▶ _Dataset entries_:
______________________________

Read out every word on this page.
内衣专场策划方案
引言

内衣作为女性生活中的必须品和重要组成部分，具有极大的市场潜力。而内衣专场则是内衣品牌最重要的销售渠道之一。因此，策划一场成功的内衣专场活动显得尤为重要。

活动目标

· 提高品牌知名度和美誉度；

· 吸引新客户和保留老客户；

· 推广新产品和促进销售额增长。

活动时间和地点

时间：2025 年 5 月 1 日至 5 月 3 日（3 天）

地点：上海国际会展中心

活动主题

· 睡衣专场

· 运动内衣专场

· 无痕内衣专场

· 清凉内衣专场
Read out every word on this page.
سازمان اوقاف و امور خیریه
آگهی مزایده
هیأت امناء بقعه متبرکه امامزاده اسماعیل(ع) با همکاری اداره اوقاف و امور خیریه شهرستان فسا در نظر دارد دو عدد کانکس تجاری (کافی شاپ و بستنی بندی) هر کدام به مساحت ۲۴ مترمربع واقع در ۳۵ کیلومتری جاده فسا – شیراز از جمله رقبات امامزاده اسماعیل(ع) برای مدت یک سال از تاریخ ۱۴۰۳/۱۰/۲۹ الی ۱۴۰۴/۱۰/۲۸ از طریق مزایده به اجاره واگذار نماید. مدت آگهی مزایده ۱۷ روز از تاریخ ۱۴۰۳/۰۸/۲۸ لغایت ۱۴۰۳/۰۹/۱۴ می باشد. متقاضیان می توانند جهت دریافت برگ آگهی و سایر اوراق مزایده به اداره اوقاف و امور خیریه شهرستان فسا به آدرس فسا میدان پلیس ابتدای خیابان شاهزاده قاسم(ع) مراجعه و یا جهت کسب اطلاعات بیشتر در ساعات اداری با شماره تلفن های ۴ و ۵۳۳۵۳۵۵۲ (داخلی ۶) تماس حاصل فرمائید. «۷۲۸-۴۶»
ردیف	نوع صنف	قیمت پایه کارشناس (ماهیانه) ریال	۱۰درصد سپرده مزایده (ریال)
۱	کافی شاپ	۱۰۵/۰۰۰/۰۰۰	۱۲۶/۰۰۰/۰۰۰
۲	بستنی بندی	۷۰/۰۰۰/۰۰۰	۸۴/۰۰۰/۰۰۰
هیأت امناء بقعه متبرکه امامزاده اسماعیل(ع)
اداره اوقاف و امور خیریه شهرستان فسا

______________________________

▶ _Work to complete_: Output each record exactly, leaving nothing out.

▶ _Output of the task_:
Read out every word on this page.
内衣专场策划方案
引言

内衣作为女性生活中的必须品和重要组成部分，具有极大的市场潜力。而内衣专场则是内衣品牌最重要的销售渠道之一。因此，策划一场成功的内衣专场活动显得尤为重要。

活动目标

· 提高品牌知名度和美誉度；

· 吸引新客户和保留老客户；

· 推广新产品和促进销售额增长。

活动时间和地点

时间：2025 年 5 月 1 日至 5 月 3 日（3 天）

地点：上海国际会展中心

活动主题

· 睡衣专场

· 运动内衣专场

· 无痕内衣专场

· 清凉内衣专场
Read out every word on this page.
سازمان اوقاف و امور خیریه
آگهی مزایده
هیأت امناء بقعه متبرکه امامزاده اسماعیل(ع) با همکاری اداره اوقاف و امور خیریه شهرستان فسا در نظر دارد دو عدد کانکس تجاری (کافی شاپ و بستنی بندی) هر کدام به مساحت ۲۴ مترمربع واقع در ۳۵ کیلومتری جاده فسا – شیراز از جمله رقبات امامزاده اسماعیل(ع) برای مدت یک سال از تاریخ ۱۴۰۳/۱۰/۲۹ الی ۱۴۰۴/۱۰/۲۸ از طریق مزایده به اجاره واگذار نماید. مدت آگهی مزایده ۱۷ روز از تاریخ ۱۴۰۳/۰۸/۲۸ لغایت ۱۴۰۳/۰۹/۱۴ می باشد. متقاضیان می توانند جهت دریافت برگ آگهی و سایر اوراق مزایده به اداره اوقاف و امور خیریه شهرستان فسا به آدرس فسا میدان پلیس ابتدای خیابان شاهزاده قاسم(ع) مراجعه و یا جهت کسب اطلاعات بیشتر در ساعات اداری با شماره تلفن های ۴ و ۵۳۳۵۳۵۵۲ (داخلی ۶) تماس حاصل فرمائید. «۷۲۸-۴۶»
ردیف	نوع صنف	قیمت پایه کارشناس (ماهیانه) ریال	۱۰درصد سپرده مزایده (ریال)
۱	کافی شاپ	۱۰۵/۰۰۰/۰۰۰	۱۲۶/۰۰۰/۰۰۰
۲	بستنی بندی	۷۰/۰۰۰/۰۰۰	۸۴/۰۰۰/۰۰۰
هیأت امناء بقعه متبرکه امامزاده اسماعیل(ع)
اداره اوقاف و امور خیریه شهرستان فسا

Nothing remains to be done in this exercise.